* [WHAT TO DO]: Write down each entry again, exactly as it reads.

========

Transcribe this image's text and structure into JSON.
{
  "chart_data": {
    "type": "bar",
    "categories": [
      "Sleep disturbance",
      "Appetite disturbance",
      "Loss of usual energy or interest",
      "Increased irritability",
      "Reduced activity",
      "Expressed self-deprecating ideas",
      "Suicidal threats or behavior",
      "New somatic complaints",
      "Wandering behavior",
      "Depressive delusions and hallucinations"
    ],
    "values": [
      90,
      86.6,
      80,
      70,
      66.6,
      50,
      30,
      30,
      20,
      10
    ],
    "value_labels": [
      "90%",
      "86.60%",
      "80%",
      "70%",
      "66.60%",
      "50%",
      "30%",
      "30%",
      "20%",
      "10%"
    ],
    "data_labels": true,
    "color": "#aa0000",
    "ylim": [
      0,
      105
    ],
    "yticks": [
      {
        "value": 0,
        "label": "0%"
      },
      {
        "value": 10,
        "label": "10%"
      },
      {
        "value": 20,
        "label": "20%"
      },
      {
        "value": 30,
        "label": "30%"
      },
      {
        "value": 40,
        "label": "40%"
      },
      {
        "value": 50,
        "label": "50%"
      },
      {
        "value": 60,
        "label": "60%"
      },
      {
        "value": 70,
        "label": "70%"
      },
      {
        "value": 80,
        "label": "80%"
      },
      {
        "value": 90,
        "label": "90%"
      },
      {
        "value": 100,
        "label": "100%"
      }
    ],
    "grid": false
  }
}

========

* [PROBLEM SOLUTION]:
Transcribe this image's text and structure into JSON.
{
  "chart_data": {
    "type": "bar",
    "categories": [
      "Sleep disturbance",
      "Appetite disturbance",
      "Loss of usual energy or interest",
      "Increased irritability",
      "Reduced activity",
      "Expressed self-deprecating ideas",
      "Suicidal threats or behavior",
      "New somatic complaints",
      "Wandering behavior",
      "Depressive delusions and hallucinations"
    ],
    "values": [
      90,
      86.6,
      80,
      70,
      66.6,
      50,
      30,
      30,
      20,
      10
    ],
    "value_labels": [
      "90%",
      "86.60%",
      "80%",
      "70%",
      "66.60%",
      "50%",
      "30%",
      "30%",
      "20%",
      "10%"
    ],
    "data_labels": true,
    "color": "#aa0000",
    "ylim": [
      0,
      105
    ],
    "yticks": [
      {
        "value": 0,
        "label": "0%"
      },
      {
        "value": 10,
        "label": "10%"
      },
      {
        "value": 20,
        "label": "20%"
      },
      {
        "value": 30,
        "label": "30%"
      },
      {
        "value": 40,
        "label": "40%"
      },
      {
        "value": 50,
        "label": "50%"
      },
      {
        "value": 60,
        "label": "60%"
      },
      {
        "value": 70,
        "label": "70%"
      },
      {
        "value": 80,
        "label": "80%"
      },
      {
        "value": 90,
        "label": "90%"
      },
      {
        "value": 100,
        "label": "100%"
      }
    ],
    "grid": false
  }
}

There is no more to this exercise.